▶ _Job_: Check each line of the data for "Satisfied" and select those that have it.

▶ _Given information_:
☆ ☆ ☆ ☆ ☆ ☆ ☆

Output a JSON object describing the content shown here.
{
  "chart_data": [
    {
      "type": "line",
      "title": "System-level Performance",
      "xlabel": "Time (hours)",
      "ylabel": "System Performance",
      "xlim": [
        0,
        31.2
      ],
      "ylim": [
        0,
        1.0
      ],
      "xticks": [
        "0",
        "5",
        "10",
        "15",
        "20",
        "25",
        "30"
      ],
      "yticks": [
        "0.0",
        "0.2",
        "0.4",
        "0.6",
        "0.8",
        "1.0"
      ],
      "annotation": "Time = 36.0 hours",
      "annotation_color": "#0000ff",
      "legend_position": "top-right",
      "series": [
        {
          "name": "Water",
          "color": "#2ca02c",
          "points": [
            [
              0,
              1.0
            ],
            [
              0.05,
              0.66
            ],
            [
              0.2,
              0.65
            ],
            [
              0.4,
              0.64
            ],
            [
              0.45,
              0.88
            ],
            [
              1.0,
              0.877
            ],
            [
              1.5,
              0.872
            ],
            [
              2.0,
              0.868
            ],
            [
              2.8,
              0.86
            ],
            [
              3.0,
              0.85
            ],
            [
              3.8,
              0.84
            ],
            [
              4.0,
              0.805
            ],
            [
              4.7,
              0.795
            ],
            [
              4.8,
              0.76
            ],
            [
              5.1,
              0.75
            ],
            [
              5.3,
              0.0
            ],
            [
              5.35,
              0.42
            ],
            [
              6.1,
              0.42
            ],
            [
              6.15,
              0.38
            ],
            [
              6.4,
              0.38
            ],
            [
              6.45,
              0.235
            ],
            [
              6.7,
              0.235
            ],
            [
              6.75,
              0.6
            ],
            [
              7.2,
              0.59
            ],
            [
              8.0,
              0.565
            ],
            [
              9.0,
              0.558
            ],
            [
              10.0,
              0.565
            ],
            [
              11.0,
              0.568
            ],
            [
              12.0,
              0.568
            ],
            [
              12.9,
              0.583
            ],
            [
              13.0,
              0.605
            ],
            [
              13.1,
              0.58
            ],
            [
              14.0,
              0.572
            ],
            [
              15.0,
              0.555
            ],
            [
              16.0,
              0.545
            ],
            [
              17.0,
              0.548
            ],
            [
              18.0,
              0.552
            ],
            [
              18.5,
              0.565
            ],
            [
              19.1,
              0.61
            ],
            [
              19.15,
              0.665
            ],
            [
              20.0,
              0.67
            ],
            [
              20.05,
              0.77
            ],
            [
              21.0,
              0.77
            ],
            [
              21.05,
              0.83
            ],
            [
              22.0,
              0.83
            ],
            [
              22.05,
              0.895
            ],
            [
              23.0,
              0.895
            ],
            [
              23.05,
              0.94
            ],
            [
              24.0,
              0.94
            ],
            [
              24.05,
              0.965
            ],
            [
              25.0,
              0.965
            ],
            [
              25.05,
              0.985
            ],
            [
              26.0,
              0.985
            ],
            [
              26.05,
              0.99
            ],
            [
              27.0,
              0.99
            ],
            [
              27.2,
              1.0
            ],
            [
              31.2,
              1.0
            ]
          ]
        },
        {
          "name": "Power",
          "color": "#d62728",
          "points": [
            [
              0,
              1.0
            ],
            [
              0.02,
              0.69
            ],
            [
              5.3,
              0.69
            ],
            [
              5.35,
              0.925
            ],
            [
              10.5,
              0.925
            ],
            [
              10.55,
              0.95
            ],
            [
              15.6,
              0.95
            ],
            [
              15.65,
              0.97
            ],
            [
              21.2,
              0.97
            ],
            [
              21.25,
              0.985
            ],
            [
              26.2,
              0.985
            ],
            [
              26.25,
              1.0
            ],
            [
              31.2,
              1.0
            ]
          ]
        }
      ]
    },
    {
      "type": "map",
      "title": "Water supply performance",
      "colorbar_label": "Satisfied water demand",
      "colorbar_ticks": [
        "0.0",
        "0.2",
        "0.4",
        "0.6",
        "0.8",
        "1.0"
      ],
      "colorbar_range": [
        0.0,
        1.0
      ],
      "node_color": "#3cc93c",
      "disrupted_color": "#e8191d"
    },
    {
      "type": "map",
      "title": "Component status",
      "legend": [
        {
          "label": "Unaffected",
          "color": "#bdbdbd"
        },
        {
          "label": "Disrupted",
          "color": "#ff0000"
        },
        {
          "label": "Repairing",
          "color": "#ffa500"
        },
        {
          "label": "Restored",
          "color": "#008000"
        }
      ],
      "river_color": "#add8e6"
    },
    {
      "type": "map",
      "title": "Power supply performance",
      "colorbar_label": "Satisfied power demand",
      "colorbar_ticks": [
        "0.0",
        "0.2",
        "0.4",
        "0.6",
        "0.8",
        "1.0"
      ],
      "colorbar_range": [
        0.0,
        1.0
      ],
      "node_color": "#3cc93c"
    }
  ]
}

☆ ☆ ☆ ☆ ☆ ☆ ☆

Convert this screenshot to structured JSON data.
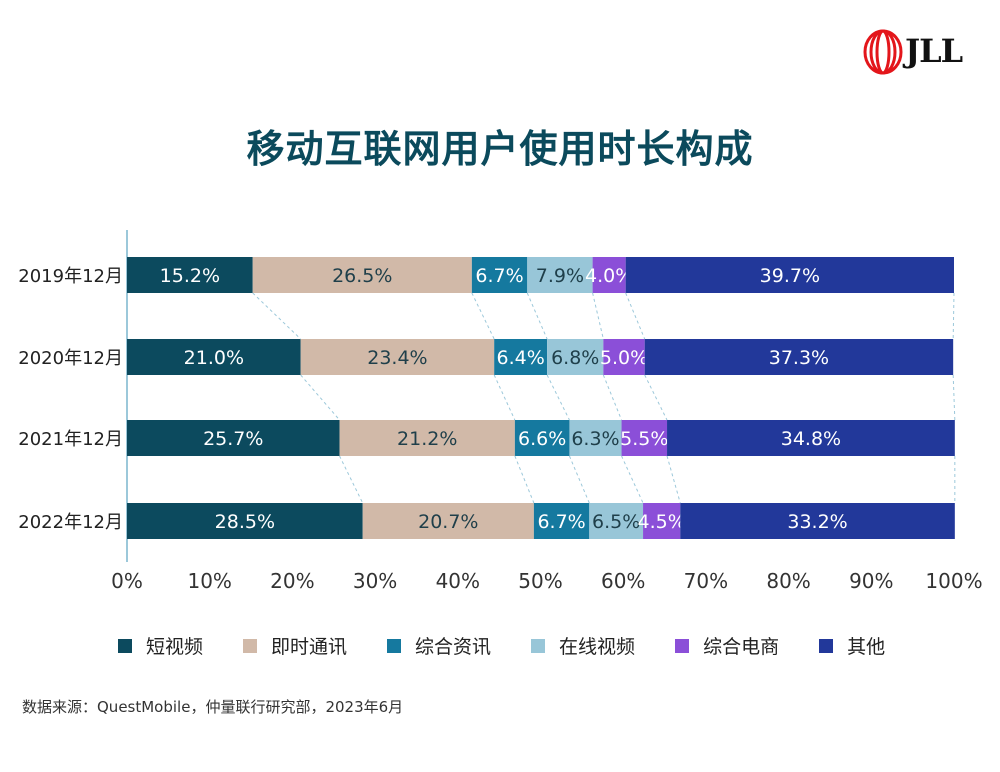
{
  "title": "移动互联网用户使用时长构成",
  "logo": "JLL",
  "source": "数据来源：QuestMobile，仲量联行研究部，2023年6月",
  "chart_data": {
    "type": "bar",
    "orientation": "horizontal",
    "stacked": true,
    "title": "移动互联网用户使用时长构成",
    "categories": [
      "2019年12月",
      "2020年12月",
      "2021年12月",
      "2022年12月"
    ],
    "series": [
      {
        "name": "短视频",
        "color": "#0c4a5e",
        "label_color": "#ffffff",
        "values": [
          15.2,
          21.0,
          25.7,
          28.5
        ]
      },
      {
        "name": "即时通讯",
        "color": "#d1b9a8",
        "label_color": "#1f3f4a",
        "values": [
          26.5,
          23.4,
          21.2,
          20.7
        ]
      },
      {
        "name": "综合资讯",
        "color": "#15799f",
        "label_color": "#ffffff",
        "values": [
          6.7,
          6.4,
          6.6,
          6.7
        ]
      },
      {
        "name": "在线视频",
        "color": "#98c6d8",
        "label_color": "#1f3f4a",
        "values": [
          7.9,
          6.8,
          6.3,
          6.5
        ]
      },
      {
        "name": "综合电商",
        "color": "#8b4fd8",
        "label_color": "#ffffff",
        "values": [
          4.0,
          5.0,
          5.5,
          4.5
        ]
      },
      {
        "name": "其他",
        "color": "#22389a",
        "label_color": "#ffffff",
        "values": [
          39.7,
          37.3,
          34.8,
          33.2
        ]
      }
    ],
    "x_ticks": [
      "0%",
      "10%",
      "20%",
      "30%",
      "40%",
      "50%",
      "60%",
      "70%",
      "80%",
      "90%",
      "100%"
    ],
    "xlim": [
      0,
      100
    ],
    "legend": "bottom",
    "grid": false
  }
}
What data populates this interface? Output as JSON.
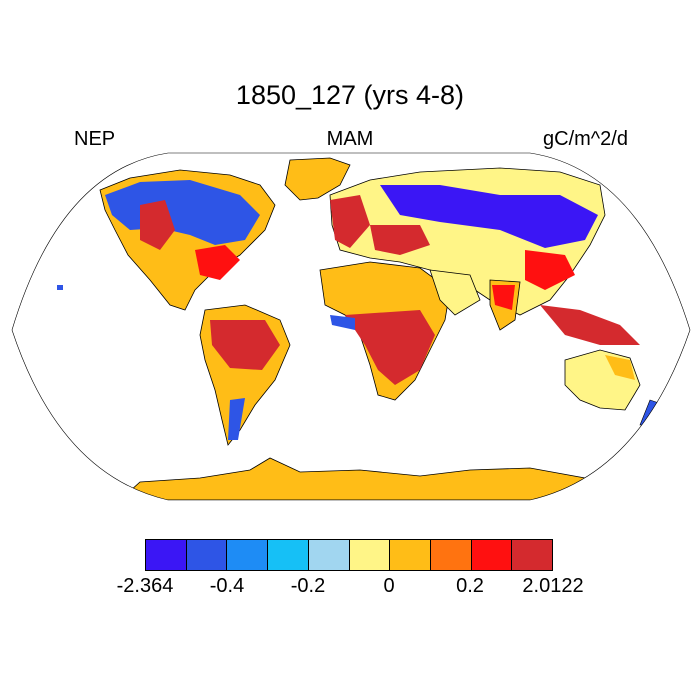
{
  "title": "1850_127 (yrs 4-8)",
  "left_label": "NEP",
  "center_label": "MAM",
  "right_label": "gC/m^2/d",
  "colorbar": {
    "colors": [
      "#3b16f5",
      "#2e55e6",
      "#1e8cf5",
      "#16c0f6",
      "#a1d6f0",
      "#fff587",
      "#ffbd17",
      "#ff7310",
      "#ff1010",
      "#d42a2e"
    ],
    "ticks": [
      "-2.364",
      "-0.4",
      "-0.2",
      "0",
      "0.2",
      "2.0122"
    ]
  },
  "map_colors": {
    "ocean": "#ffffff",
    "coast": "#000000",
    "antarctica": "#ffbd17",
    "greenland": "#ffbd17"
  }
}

☆ ☆ ☆ ☆ ☆ ☆ ☆

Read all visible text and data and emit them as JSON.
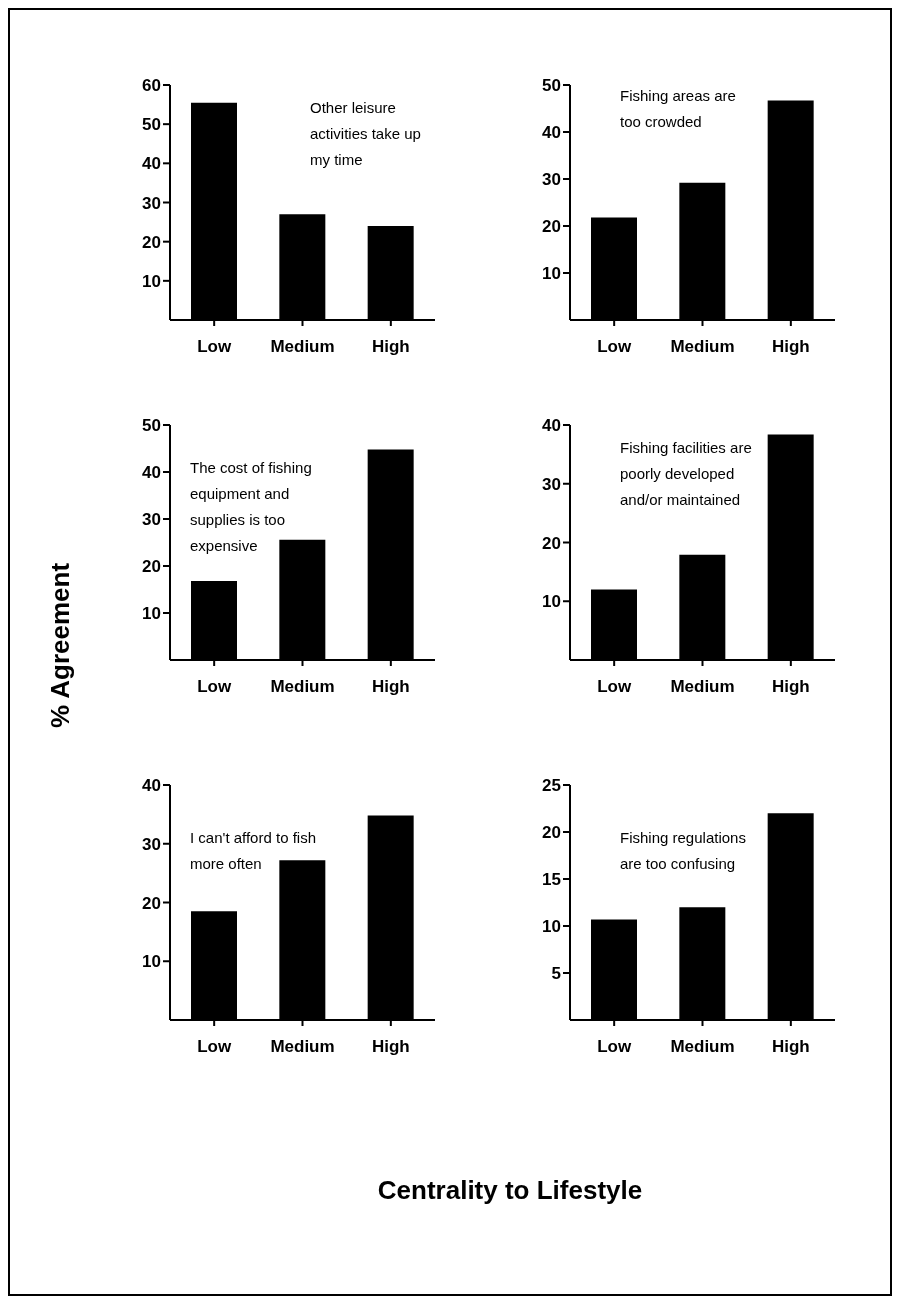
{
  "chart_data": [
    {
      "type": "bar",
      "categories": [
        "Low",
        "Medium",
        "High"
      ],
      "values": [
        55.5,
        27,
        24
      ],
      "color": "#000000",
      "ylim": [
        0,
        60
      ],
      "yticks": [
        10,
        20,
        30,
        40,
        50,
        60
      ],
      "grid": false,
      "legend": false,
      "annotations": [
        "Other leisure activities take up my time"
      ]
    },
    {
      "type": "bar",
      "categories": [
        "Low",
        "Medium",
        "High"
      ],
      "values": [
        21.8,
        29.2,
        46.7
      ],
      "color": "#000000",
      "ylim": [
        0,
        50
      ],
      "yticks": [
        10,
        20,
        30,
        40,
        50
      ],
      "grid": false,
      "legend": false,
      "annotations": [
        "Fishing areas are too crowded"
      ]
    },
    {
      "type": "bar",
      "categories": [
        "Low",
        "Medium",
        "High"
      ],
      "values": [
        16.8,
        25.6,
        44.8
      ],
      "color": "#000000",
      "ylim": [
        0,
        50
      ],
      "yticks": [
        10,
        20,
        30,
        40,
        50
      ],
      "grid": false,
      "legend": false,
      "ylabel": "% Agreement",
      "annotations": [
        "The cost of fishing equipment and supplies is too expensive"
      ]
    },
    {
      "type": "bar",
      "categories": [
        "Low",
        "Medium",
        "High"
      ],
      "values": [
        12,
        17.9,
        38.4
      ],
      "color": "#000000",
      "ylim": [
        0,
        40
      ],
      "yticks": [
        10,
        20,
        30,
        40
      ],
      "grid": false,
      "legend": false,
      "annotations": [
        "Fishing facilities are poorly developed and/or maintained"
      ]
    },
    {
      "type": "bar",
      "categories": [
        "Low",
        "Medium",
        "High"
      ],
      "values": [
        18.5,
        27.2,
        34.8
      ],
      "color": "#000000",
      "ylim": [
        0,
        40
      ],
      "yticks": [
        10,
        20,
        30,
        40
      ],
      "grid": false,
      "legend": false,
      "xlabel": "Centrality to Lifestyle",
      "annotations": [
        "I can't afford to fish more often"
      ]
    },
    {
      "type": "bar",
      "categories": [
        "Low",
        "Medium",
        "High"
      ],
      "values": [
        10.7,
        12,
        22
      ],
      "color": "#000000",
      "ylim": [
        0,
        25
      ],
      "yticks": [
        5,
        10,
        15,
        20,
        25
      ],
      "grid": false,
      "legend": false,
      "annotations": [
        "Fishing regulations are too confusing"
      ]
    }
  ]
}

☆ ☆ ☆ ☆ ☆ ☆ ☆

▶ _Task solution_:
      "colorbar_label": "Satisfied water demand",
      "colorbar_label": "Satisfied power demand",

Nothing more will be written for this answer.